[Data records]
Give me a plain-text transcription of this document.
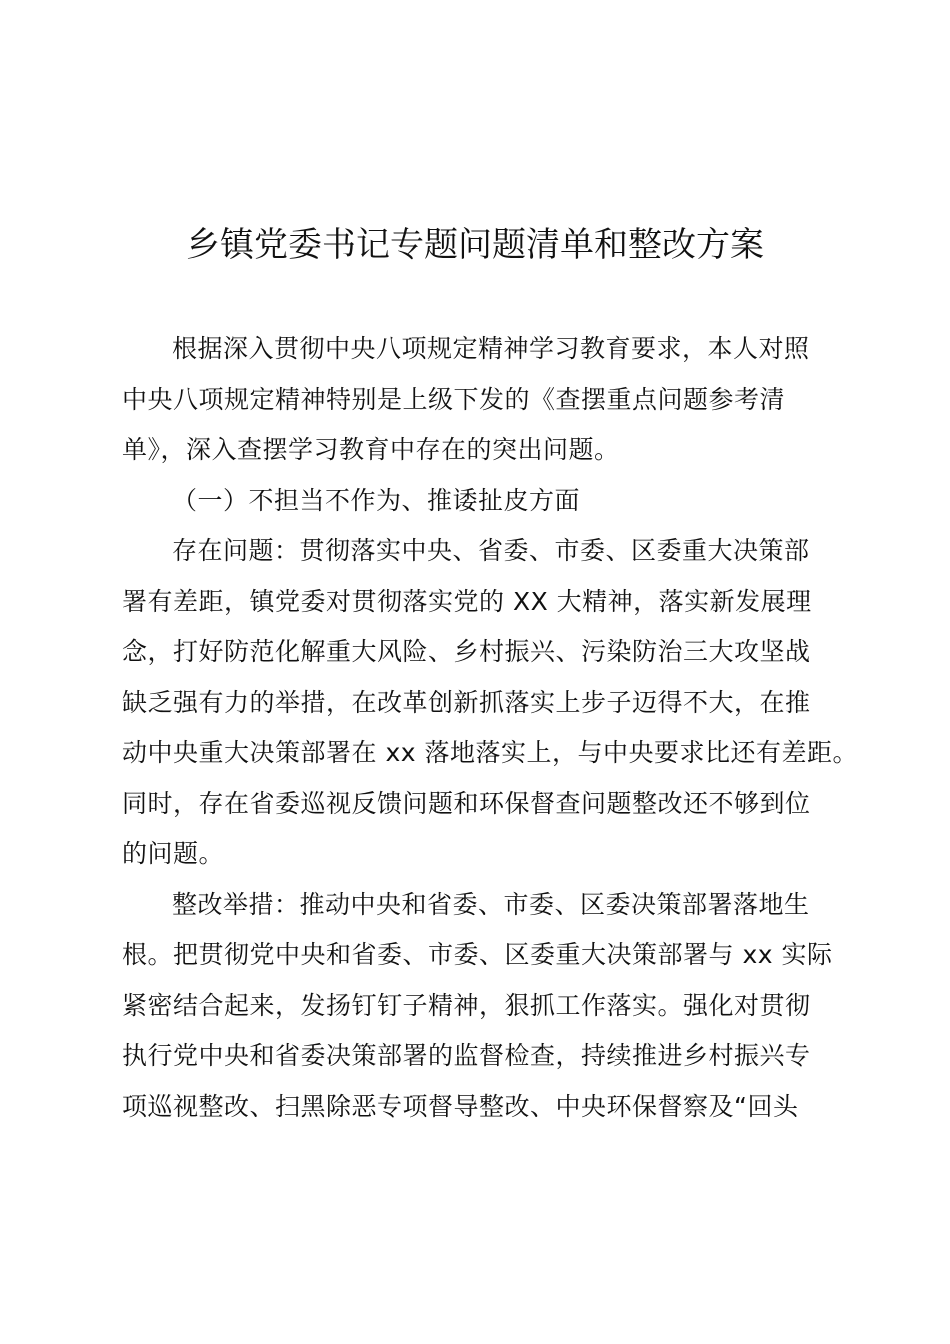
乡镇党委书记专题问题清单和整改方案
根据深入贯彻中央八项规定精神学习教育要求，本人对照
中央八项规定精神特别是上级下发的《查摆重点问题参考清
单》，深入查摆学习教育中存在的突出问题。
（一）不担当不作为、推诿扯皮方面
存在问题：贯彻落实中央、省委、市委、区委重大决策部
署有差距，镇党委对贯彻落实党的 XX 大精神，落实新发展理
念，打好防范化解重大风险、乡村振兴、污染防治三大攻坚战
缺乏强有力的举措，在改革创新抓落实上步子迈得不大，在推
动中央重大决策部署在 xx 落地落实上，与中央要求比还有差距。
同时，存在省委巡视反馈问题和环保督查问题整改还不够到位
的问题。
整改举措：推动中央和省委、市委、区委决策部署落地生
根。把贯彻党中央和省委、市委、区委重大决策部署与 xx 实际
紧密结合起来，发扬钉钉子精神，狠抓工作落实。强化对贯彻
执行党中央和省委决策部署的监督检查，持续推进乡村振兴专
项巡视整改、扫黑除恶专项督导整改、中央环保督察及“回头
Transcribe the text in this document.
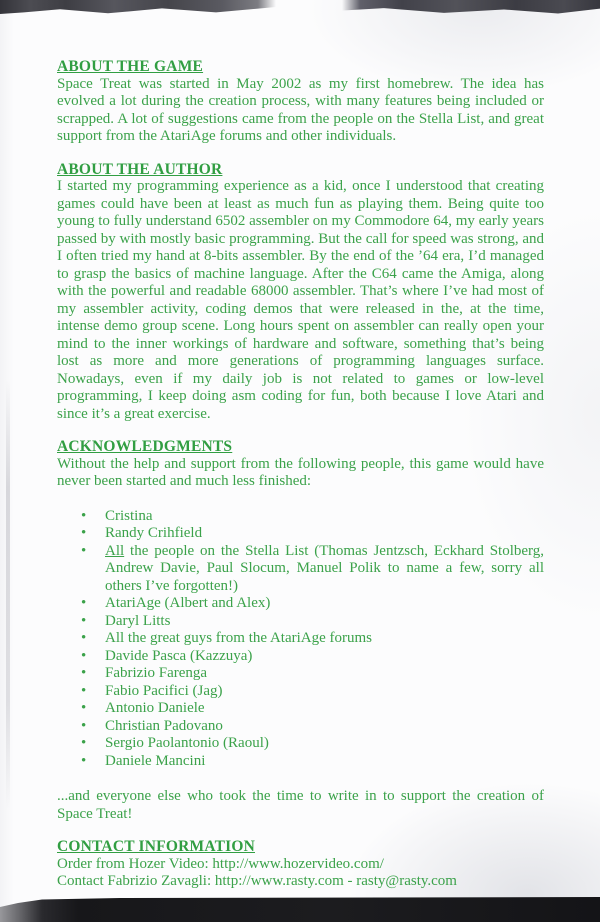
ABOUT THE GAME

Space Treat was started in May 2002 as my first homebrew. The idea has evolved a lot during the creation process, with many features being included or scrapped. A lot of suggestions came from the people on the Stella List, and great support from the AtariAge forums and other individuals.

ABOUT THE AUTHOR

I started my programming experience as a kid, once I understood that creating games could have been at least as much fun as playing them. Being quite too young to fully understand 6502 assembler on my Commodore 64, my early years passed by with mostly basic programming. But the call for speed was strong, and I often tried my hand at 8-bits assembler. By the end of the ’64 era, I’d managed to grasp the basics of machine language. After the C64 came the Amiga, along with the powerful and readable 68000 assembler. That’s where I’ve had most of my assembler activity, coding demos that were released in the, at the time, intense demo group scene. Long hours spent on assembler can really open your mind to the inner workings of hardware and software, something that’s being lost as more and more generations of programming languages surface. Nowadays, even if my daily job is not related to games or low-level programming, I keep doing asm coding for fun, both because I love Atari and since it’s a great exercise.

ACKNOWLEDGMENTS

Without the help and support from the following people, this game would have never been started and much less finished:

• Cristina
• Randy Crihfield
• All the people on the Stella List (Thomas Jentzsch, Eckhard Stolberg, Andrew Davie, Paul Slocum, Manuel Polik to name a few, sorry all others I’ve forgotten!)
• AtariAge (Albert and Alex)
• Daryl Litts
• All the great guys from the AtariAge forums
• Davide Pasca (Kazzuya)
• Fabrizio Farenga
• Fabio Pacifici (Jag)
• Antonio Daniele
• Christian Padovano
• Sergio Paolantonio (Raoul)
• Daniele Mancini

...and everyone else who took the time to write in to support the creation of Space Treat!

CONTACT INFORMATION

Order from Hozer Video: http://www.hozervideo.com/

Contact Fabrizio Zavagli: http://www.rasty.com - rasty@rasty.com
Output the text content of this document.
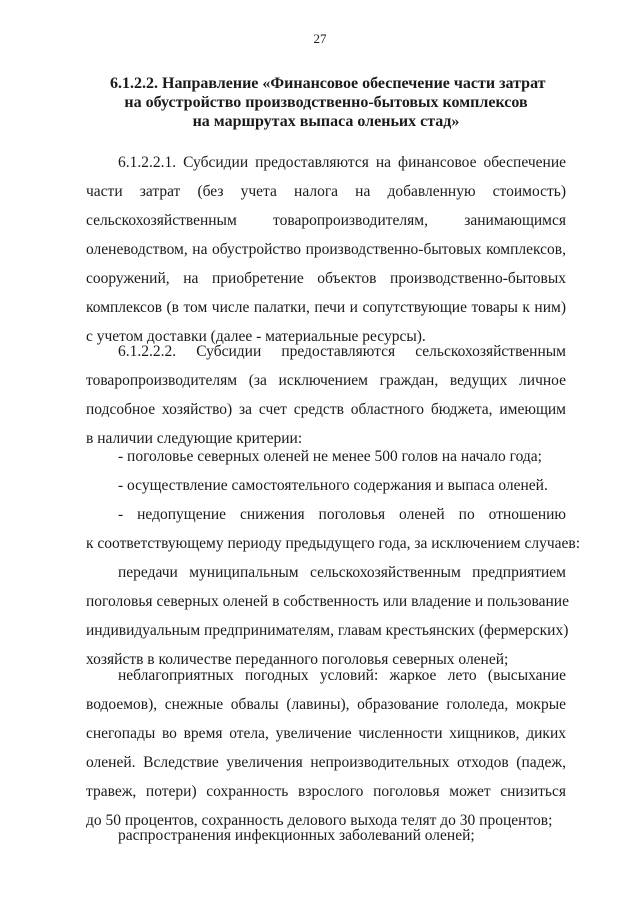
27
6.1.2.2. Направление «Финансовое обеспечение части затрат
на обустройство производственно-бытовых комплексов
на маршрутах выпаса оленьих стад»
6.1.2.2.1. Субсидии предоставляются на финансовое обеспечение
части затрат (без учета налога на добавленную стоимость)
сельскохозяйственным товаропроизводителям, занимающимся
оленеводством, на обустройство производственно-бытовых комплексов,
сооружений, на приобретение объектов производственно-бытовых
комплексов (в том числе палатки, печи и сопутствующие товары к ним)
с учетом доставки (далее - материальные ресурсы).
6.1.2.2.2. Субсидии предоставляются сельскохозяйственным
товаропроизводителям (за исключением граждан, ведущих личное
подсобное хозяйство) за счет средств областного бюджета, имеющим
в наличии следующие критерии:
- поголовье северных оленей не менее 500 голов на начало года;
- осуществление самостоятельного содержания и выпаса оленей.
- недопущение снижения поголовья оленей по отношению
к соответствующему периоду предыдущего года, за исключением случаев:
передачи муниципальным сельскохозяйственным предприятием
поголовья северных оленей в собственность или владение и пользование
индивидуальным предпринимателям, главам крестьянских (фермерских)
хозяйств в количестве переданного поголовья северных оленей;
неблагоприятных погодных условий: жаркое лето (высыхание
водоемов), снежные обвалы (лавины), образование гололеда, мокрые
снегопады во время отела, увеличение численности хищников, диких
оленей. Вследствие увеличения непроизводительных отходов (падеж,
травеж, потери) сохранность взрослого поголовья может снизиться
до 50 процентов, сохранность делового выхода телят до 30 процентов;
распространения инфекционных заболеваний оленей;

* [What is being asked]: Print the listing above in full, exactly as written. Omit any pictures.

* [Output of the task]:
Give me a plain-text transcription of this document.
乡镇党委书记专题问题清单和整改方案
根据深入贯彻中央八项规定精神学习教育要求，本人对照
中央八项规定精神特别是上级下发的《查摆重点问题参考清
单》，深入查摆学习教育中存在的突出问题。
（一）不担当不作为、推诿扯皮方面
存在问题：贯彻落实中央、省委、市委、区委重大决策部
署有差距，镇党委对贯彻落实党的 XX 大精神，落实新发展理
念，打好防范化解重大风险、乡村振兴、污染防治三大攻坚战
缺乏强有力的举措，在改革创新抓落实上步子迈得不大，在推
动中央重大决策部署在 xx 落地落实上，与中央要求比还有差距。
同时，存在省委巡视反馈问题和环保督查问题整改还不够到位
的问题。
整改举措：推动中央和省委、市委、区委决策部署落地生
根。把贯彻党中央和省委、市委、区委重大决策部署与 xx 实际
紧密结合起来，发扬钉钉子精神，狠抓工作落实。强化对贯彻
执行党中央和省委决策部署的监督检查，持续推进乡村振兴专
项巡视整改、扫黑除恶专项督导整改、中央环保督察及“回头
Transcribe the text in this document.
ABOUT THE GAME

Space Treat was started in May 2002 as my first homebrew. The idea has evolved a lot during the creation process, with many features being included or scrapped. A lot of suggestions came from the people on the Stella List, and great support from the AtariAge forums and other individuals.

ABOUT THE AUTHOR

I started my programming experience as a kid, once I understood that creating games could have been at least as much fun as playing them. Being quite too young to fully understand 6502 assembler on my Commodore 64, my early years passed by with mostly basic programming. But the call for speed was strong, and I often tried my hand at 8-bits assembler. By the end of the ’64 era, I’d managed to grasp the basics of machine language. After the C64 came the Amiga, along with the powerful and readable 68000 assembler. That’s where I’ve had most of my assembler activity, coding demos that were released in the, at the time, intense demo group scene. Long hours spent on assembler can really open your mind to the inner workings of hardware and software, something that’s being lost as more and more generations of programming languages surface. Nowadays, even if my daily job is not related to games or low-level programming, I keep doing asm coding for fun, both because I love Atari and since it’s a great exercise.

ACKNOWLEDGMENTS

Without the help and support from the following people, this game would have never been started and much less finished:

• Cristina
• Randy Crihfield
• All the people on the Stella List (Thomas Jentzsch, Eckhard Stolberg, Andrew Davie, Paul Slocum, Manuel Polik to name a few, sorry all others I’ve forgotten!)
• AtariAge (Albert and Alex)
• Daryl Litts
• All the great guys from the AtariAge forums
• Davide Pasca (Kazzuya)
• Fabrizio Farenga
• Fabio Pacifici (Jag)
• Antonio Daniele
• Christian Padovano
• Sergio Paolantonio (Raoul)
• Daniele Mancini

...and everyone else who took the time to write in to support the creation of Space Treat!

CONTACT INFORMATION

Order from Hozer Video: http://www.hozervideo.com/

Contact Fabrizio Zavagli: http://www.rasty.com - rasty@rasty.com
Output the text content of this document.
27
6.1.2.2. Направление «Финансовое обеспечение части затрат
на обустройство производственно-бытовых комплексов
на маршрутах выпаса оленьих стад»
6.1.2.2.1. Субсидии предоставляются на финансовое обеспечение
части затрат (без учета налога на добавленную стоимость)
сельскохозяйственным товаропроизводителям, занимающимся
оленеводством, на обустройство производственно-бытовых комплексов,
сооружений, на приобретение объектов производственно-бытовых
комплексов (в том числе палатки, печи и сопутствующие товары к ним)
с учетом доставки (далее - материальные ресурсы).
6.1.2.2.2. Субсидии предоставляются сельскохозяйственным
товаропроизводителям (за исключением граждан, ведущих личное
подсобное хозяйство) за счет средств областного бюджета, имеющим
в наличии следующие критерии:
- поголовье северных оленей не менее 500 голов на начало года;
- осуществление самостоятельного содержания и выпаса оленей.
- недопущение снижения поголовья оленей по отношению
к соответствующему периоду предыдущего года, за исключением случаев:
передачи муниципальным сельскохозяйственным предприятием
поголовья северных оленей в собственность или владение и пользование
индивидуальным предпринимателям, главам крестьянских (фермерских)
хозяйств в количестве переданного поголовья северных оленей;
неблагоприятных погодных условий: жаркое лето (высыхание
водоемов), снежные обвалы (лавины), образование гололеда, мокрые
снегопады во время отела, увеличение численности хищников, диких
оленей. Вследствие увеличения непроизводительных отходов (падеж,
травеж, потери) сохранность взрослого поголовья может снизиться
до 50 процентов, сохранность делового выхода телят до 30 процентов;
распространения инфекционных заболеваний оленей;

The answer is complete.